● **Data to use**
◆ ◆ ◆ ◆ ◆

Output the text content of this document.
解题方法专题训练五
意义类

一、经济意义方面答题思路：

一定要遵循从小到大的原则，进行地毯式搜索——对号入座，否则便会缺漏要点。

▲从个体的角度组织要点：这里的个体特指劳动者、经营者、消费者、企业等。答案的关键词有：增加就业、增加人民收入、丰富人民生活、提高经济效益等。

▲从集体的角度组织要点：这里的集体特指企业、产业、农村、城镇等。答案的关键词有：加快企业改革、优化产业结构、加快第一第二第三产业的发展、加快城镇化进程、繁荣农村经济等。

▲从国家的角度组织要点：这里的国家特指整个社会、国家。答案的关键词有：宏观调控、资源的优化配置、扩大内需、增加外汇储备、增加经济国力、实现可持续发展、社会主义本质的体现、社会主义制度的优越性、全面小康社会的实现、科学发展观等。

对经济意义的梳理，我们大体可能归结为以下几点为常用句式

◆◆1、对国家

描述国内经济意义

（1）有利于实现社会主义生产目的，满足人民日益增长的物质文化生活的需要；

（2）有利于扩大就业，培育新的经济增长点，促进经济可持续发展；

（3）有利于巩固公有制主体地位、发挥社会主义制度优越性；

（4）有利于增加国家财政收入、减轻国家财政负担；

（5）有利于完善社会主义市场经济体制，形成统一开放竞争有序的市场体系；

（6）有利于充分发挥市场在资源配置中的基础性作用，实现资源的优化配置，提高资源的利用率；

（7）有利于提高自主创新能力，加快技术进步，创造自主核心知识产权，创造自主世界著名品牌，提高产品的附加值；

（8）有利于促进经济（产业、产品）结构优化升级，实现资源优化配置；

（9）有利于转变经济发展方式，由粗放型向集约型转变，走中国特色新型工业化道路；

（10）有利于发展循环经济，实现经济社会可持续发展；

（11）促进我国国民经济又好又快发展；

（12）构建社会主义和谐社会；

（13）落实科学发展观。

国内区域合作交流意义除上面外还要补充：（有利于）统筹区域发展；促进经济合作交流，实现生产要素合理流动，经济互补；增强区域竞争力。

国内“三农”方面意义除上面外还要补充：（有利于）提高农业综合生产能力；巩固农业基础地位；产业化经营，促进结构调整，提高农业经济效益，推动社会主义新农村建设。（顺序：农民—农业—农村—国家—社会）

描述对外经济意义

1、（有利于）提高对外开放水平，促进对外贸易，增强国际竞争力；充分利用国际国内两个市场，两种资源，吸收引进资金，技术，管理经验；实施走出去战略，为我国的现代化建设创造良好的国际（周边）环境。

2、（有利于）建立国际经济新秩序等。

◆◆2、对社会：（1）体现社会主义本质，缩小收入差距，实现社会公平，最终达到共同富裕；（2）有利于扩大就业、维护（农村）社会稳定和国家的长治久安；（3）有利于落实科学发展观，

◆ ◆ ◆ ◆ ◆

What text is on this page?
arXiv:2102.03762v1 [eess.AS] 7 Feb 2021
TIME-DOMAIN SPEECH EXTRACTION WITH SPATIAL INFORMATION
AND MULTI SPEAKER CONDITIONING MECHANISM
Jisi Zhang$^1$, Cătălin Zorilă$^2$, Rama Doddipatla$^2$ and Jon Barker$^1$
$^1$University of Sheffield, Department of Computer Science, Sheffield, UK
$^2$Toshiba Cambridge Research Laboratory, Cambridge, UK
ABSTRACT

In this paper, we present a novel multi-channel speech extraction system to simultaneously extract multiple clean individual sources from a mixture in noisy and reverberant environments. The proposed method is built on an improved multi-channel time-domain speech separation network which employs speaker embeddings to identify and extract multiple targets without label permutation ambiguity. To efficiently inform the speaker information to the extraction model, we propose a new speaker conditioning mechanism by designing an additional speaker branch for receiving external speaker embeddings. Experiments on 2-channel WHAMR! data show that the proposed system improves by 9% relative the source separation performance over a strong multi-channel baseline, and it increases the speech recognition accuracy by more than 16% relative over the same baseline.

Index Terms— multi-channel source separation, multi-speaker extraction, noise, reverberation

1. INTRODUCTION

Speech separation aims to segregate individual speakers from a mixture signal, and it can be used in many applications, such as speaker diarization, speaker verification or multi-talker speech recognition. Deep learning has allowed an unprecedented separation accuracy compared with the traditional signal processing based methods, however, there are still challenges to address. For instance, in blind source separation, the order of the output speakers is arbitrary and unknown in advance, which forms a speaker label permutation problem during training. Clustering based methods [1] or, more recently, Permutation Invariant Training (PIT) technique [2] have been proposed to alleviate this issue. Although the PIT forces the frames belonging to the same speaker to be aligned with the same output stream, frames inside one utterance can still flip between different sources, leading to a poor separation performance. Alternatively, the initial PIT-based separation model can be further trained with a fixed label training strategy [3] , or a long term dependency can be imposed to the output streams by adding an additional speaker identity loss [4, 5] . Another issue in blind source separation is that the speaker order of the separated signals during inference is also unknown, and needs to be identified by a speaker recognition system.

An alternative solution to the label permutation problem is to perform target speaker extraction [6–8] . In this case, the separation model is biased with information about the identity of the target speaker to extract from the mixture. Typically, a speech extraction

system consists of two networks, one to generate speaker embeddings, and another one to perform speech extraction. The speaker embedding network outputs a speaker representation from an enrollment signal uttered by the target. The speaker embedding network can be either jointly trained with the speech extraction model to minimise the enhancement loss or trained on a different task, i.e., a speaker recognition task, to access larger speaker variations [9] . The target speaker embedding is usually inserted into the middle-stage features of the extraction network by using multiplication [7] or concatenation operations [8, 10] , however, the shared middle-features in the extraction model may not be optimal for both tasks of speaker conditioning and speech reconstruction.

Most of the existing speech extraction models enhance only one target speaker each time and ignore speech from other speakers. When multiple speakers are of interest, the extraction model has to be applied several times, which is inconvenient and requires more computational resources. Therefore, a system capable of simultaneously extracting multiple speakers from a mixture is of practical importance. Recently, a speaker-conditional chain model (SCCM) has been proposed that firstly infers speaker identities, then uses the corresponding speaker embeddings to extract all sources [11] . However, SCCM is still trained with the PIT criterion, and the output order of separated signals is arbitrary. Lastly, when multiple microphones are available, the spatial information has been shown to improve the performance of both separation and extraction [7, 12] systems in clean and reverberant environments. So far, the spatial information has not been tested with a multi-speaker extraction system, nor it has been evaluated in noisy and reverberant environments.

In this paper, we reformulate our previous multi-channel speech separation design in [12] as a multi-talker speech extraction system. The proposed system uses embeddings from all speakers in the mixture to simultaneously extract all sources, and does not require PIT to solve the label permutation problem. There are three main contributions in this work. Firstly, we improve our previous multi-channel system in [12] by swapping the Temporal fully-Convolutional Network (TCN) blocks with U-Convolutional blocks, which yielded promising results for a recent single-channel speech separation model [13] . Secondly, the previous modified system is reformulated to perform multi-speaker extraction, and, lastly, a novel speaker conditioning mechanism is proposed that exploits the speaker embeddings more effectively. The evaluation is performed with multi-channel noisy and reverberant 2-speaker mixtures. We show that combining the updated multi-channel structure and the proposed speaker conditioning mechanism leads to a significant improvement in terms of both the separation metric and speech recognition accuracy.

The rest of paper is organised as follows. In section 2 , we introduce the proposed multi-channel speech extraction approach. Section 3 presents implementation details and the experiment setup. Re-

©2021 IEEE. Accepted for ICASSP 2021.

◆ ◆ ◆ ◆ ◆

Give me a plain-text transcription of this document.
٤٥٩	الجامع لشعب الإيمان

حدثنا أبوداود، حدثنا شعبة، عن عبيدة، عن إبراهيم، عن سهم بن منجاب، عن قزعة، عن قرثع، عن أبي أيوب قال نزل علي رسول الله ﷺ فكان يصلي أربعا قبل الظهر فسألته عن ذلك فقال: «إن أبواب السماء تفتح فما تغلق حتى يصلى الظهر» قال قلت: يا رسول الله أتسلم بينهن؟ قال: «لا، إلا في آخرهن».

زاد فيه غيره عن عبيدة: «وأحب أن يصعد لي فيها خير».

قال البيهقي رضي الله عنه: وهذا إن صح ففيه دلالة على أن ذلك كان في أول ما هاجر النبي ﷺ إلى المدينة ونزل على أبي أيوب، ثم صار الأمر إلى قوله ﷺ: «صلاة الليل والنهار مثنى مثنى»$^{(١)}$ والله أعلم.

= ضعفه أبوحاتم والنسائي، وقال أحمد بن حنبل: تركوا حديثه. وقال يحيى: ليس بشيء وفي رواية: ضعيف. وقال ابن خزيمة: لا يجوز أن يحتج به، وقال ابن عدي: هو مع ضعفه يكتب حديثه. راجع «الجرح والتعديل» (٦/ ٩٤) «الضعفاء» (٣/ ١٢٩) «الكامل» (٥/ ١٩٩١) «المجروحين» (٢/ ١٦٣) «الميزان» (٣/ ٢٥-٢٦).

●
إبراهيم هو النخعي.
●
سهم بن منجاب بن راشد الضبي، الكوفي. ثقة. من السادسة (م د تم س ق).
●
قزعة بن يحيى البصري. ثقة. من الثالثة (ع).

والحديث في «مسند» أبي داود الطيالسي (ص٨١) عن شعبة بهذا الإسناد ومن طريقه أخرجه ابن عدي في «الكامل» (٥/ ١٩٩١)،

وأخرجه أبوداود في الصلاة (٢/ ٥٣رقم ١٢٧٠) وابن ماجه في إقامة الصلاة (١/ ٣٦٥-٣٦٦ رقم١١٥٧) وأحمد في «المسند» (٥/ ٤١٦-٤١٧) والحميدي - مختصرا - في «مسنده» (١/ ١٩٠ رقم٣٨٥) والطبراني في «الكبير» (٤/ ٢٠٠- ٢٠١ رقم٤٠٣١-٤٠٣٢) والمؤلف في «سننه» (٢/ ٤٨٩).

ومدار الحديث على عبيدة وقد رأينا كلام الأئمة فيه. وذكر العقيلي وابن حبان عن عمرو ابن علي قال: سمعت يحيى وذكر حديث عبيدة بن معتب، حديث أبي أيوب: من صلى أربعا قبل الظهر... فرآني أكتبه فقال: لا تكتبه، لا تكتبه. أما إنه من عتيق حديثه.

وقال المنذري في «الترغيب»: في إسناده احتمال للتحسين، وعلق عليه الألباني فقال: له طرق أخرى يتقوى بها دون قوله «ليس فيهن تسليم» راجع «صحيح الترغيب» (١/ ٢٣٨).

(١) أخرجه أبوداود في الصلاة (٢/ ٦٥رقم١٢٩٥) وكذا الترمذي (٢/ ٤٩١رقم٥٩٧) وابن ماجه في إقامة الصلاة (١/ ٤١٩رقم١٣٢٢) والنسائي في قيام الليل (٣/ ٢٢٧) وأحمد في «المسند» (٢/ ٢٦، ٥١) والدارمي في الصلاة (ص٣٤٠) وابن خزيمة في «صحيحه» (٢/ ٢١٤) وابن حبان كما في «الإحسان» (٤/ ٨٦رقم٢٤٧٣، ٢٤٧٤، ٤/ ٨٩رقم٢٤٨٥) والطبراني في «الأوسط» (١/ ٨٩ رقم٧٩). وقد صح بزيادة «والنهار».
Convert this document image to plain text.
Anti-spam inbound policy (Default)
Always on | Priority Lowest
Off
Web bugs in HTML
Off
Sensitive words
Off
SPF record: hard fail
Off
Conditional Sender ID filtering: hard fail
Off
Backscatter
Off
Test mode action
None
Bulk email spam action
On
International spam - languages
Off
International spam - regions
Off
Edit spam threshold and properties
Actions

◆ ◆ ◆ ◆ ◆

● **Problem to work on**
Of the lines in the entries, how many include the word "答案的关键词有"? State only the number.

● **Response for this exercise**
3